• Data for this exercise:
---
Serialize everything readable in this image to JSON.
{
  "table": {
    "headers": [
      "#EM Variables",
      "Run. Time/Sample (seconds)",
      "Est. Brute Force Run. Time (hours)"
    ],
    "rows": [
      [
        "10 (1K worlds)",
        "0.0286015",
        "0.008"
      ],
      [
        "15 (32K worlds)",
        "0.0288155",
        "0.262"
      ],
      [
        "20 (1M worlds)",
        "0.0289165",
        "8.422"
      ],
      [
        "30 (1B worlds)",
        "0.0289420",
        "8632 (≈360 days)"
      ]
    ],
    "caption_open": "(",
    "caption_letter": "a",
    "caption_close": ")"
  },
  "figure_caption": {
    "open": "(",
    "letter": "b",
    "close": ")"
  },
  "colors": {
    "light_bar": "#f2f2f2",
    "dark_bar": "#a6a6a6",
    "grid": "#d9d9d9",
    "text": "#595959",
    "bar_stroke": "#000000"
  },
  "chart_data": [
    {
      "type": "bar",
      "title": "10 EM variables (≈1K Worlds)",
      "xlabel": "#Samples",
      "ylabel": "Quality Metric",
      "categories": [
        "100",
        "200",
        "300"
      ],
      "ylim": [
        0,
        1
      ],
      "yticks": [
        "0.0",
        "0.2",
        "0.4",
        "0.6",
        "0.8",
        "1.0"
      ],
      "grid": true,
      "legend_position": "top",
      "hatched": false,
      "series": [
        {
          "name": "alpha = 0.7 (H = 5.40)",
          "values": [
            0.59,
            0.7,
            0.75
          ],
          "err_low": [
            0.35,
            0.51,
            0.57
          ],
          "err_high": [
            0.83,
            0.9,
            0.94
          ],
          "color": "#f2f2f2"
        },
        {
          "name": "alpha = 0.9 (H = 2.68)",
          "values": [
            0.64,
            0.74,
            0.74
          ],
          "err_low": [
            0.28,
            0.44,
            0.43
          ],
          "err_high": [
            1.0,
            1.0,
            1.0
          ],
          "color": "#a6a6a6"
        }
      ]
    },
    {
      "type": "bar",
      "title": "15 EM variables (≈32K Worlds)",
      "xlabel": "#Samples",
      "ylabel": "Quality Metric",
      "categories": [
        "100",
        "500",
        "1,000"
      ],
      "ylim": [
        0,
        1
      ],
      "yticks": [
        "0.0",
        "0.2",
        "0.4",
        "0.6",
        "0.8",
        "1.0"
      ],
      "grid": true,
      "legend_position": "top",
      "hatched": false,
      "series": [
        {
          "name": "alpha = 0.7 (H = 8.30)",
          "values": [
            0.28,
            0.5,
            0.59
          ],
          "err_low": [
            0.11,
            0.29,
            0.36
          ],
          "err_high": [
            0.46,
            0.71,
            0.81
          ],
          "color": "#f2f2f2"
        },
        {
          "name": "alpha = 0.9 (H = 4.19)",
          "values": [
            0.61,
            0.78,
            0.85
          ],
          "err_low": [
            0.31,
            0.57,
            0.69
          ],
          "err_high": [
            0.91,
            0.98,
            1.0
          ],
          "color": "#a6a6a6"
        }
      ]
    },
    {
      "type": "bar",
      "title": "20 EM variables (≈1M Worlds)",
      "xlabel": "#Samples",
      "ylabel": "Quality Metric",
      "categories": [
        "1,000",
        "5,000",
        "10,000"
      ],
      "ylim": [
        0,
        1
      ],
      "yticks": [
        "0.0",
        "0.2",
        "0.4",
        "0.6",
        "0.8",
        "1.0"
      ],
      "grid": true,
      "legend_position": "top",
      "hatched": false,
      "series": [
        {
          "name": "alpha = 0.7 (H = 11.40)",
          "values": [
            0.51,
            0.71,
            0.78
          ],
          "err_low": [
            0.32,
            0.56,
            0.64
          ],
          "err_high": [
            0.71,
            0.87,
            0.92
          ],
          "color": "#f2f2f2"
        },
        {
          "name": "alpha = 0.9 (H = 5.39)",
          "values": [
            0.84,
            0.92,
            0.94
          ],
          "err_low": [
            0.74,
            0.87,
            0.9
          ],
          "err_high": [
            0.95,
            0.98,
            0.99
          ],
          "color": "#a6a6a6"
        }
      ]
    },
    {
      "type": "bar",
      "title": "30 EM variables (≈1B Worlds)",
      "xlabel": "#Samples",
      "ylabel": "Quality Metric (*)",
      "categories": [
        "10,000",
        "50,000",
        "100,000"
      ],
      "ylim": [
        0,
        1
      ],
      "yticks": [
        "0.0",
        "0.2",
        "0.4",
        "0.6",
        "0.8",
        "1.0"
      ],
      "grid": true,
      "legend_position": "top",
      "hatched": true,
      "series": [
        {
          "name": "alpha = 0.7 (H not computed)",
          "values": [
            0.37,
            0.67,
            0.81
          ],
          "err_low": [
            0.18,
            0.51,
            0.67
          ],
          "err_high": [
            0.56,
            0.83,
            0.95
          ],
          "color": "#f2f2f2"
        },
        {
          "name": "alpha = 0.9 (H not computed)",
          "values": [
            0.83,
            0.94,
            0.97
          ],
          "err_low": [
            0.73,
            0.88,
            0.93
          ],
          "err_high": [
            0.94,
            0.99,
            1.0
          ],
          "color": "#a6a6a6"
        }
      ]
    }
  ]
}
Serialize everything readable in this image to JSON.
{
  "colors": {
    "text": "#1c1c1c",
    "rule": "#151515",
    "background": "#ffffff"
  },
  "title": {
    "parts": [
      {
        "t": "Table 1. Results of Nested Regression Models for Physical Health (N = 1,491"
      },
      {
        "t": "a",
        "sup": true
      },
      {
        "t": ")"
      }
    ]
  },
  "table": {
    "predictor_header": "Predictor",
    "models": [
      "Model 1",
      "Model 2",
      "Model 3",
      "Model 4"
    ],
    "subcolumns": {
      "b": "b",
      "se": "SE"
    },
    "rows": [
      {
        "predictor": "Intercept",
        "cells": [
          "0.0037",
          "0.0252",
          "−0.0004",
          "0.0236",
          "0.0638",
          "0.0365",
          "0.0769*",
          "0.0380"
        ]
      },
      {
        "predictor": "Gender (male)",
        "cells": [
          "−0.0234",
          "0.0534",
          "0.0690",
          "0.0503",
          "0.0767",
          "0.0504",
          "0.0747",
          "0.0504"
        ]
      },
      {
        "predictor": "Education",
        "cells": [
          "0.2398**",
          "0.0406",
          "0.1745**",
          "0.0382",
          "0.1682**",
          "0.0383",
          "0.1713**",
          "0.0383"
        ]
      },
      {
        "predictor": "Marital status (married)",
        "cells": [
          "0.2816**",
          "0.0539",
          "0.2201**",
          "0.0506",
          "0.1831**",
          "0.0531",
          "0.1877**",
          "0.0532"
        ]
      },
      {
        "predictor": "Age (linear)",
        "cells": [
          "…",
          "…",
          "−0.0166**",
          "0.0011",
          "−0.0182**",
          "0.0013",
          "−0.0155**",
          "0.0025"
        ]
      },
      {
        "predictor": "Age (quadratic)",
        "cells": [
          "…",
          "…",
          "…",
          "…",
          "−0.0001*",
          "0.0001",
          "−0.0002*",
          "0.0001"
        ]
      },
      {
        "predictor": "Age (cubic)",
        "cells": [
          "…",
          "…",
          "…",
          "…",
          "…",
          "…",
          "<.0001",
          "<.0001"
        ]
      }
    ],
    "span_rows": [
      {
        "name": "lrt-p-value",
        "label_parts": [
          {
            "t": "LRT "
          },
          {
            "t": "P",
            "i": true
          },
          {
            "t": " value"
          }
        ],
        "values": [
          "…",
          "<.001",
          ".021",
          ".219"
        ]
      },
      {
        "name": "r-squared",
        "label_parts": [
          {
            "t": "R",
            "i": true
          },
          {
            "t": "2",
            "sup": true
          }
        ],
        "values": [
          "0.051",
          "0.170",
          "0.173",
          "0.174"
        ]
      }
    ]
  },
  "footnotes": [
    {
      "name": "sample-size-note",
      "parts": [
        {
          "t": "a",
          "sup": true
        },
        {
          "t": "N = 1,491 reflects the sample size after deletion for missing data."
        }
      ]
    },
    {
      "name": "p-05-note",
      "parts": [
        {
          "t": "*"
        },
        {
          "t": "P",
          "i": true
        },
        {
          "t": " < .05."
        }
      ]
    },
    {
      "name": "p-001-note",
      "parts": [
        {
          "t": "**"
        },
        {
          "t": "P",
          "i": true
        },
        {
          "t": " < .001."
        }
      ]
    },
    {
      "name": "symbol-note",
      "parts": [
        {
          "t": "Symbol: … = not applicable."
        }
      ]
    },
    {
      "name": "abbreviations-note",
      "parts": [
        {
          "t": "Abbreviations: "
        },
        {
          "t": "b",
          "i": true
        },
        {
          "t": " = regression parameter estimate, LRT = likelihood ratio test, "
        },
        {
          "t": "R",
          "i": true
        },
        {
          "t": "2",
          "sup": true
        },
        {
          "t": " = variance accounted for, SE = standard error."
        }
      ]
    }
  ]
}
---
• What this task involves: Find the word "alpha" in the entries, and copy every line it shows up in.

• Result of this task:
          "name": "alpha = 0.7 (H = 5.40)",
          "name": "alpha = 0.9 (H = 2.68)",
          "name": "alpha = 0.7 (H = 8.30)",
          "name": "alpha = 0.9 (H = 4.19)",
          "name": "alpha = 0.7 (H = 11.40)",
          "name": "alpha = 0.9 (H = 5.39)",
          "name": "alpha = 0.7 (H not computed)",
          "name": "alpha = 0.9 (H not computed)",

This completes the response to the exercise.